**Task requirements**
(1) According to the patent text, what yield does UK patent application GB2291874 report for forming structure-1 and structure-2?
(2) Reproduce the passage of the patent text word for word, starting at "It is known" and ending at "of sodium methoxide.".

**Extracted text**
━━━━
WO2014203270A2 - Process for the preparation of acrylate derivatives - Google Patents

Abstract

The present invention relates to the process for preparation of Methyl 2-[2-(6-chloropyrimidin-4-yloxy)phenyl]-3,3-dimethoxypropionate and (E) Methyl 2-[2-(6-chloropyrimidine-4-yloxy) phenyl]-3-methoxypropenoate, which are important intermediates in the preparation of Azoxystrobin, a fungicide widely used world over in the protection of food and fruit crops

Description

Title:

Process for the preparation of Acrylate derivatives.

Field of invention

The present invention relates to the process for preparation of Methyl 2-[2-(6-chloropyrimidin- 4-yloxy)phenyl]-3,3-dimethoxypropionate and (E) Methyl 2-[2-(6-chloropyrimidine-4-yloxy) phenyl]-3-methoxypropenoate, which are important intermediates in the preparation of Azoxystrobin, a fungicide widely used world over in the protection of food and fruit crops.

DESCRIPTION OF THE BACKGROUND

Methyl 2-[2-(6-chloropyrimidin-4-yloxy)phenyl]-3,3-dimethoxypropionate (structure-1] and (E) Methyl 2-[2-(6-chloropyrimidine-4-yloxy) phenyl]-3-methoxypropenoate (structure -2) can be made in high yielding process and more economical for industrial production.

This is in continuation to our earlier patent Indian patent application number 5360/CHE/2012, for the preparation of Azoxystrobin intermediates which are acrylate class derivatives using the catalysts mentioned in the above patent application, like HEXAMINE, TRIPHENYLPHOSPHINE, ADAMANTANE. The catalysts used in the above patent are for the condensation reaction to from azoxystrobin using (E) Methyl 2-[2-(6-chloropyrimidine-4-yloxy) phenyl]-3-methoxypropenoate and o-cyanophenol in the presence of inorganic base and catalyst. However the same catalysts can be used in to prepare the above mentioned intermediate [(E) Methyl 2-[2-(6-chloropyrimidine-4- yloxy] phenyl]-3-methoxypropenoate] in nonpolar solvents.

It is known that Structure-1 and Structure-2 can be made using 4,6-dichloropyrimidine (structure - 4) and 3-(alpha-methoxy)methylene benzofuran-2(3H)-one (Structure-3) in a solvent and in the presence of sodium methoxide.

US patent 5760250 refers to the preparation of Structure -1 and structure-2 in various solvents like acetonitrile, Tetrahydrofuran and methylacetate. The yield mentioned in the above patent is very low and time consuming. Handling of Tetrahydrofuran is uneconomical as distillation losses are more.

UK Patent application no GB2291874 refers to the preparation of methyl 3,3-dimethoxy-2-[2- hydroxyphenyl]propionate using structure-3 and sodium methoxide in methanol under low temperature and subsequent neutralization with acetic acid. Major impurity formed in the above process is structure-5 when neutralized with acetic acid and the formed compound doesn't react with 4,6-dichloropyrimidine to yield structure-1 or structure-2. One of the major drawbacks in the process is that methanol is used in excess and under base presence, methanol has to be removed under vacuum at less than or equal to 10C to proceed for the next reaction with 4,6- dichloropyrimidine, if structure-1 and structure-2 are to be prepared, but removal of methanol under 10C temperature industrially is not economical and time consuming, methanol cannot be removed completely as sodium methoxide is present in excess. The above patent also refers to the formation of structure -1 and structure-2 in 51% yielding process. The above process results in the formation of structure-5 compound at significant levels which effects the yield as condensation with 4,6-dichloropyrimidine is done after neutralization with acetic acid. The condensation reaction takes place in Dimethylformamide and under presence of potassium carbonate, which involves different solvents and again for purification another solvent has to be used, which is industrially not feasible.
━━━━
**Raw data**

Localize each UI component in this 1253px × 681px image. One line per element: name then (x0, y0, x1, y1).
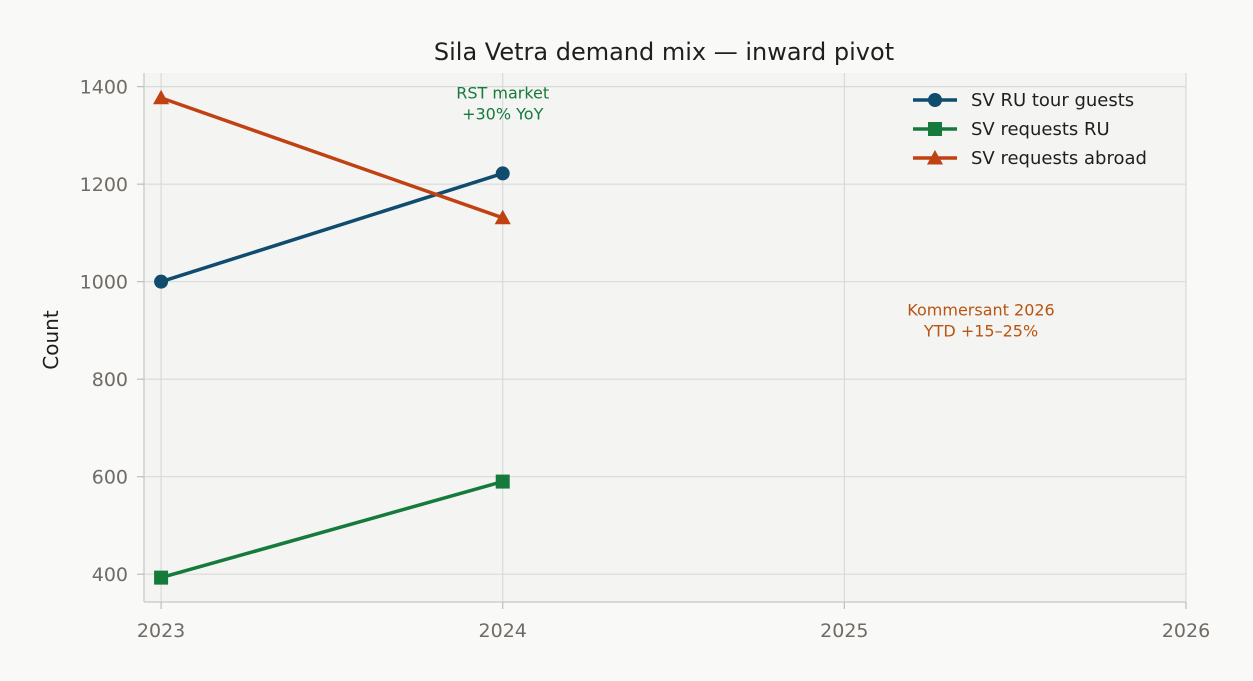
━━━━
**Task-by-task results**
(1) 51%

(2)
It is known that Structure-1 and Structure-2 can be made using 4,6-dichloropyrimidine (structure - 4) and 3-(alpha-methoxy)methylene benzofuran-2(3H)-one (Structure-3) in a solvent and in the presence of sodium methoxide.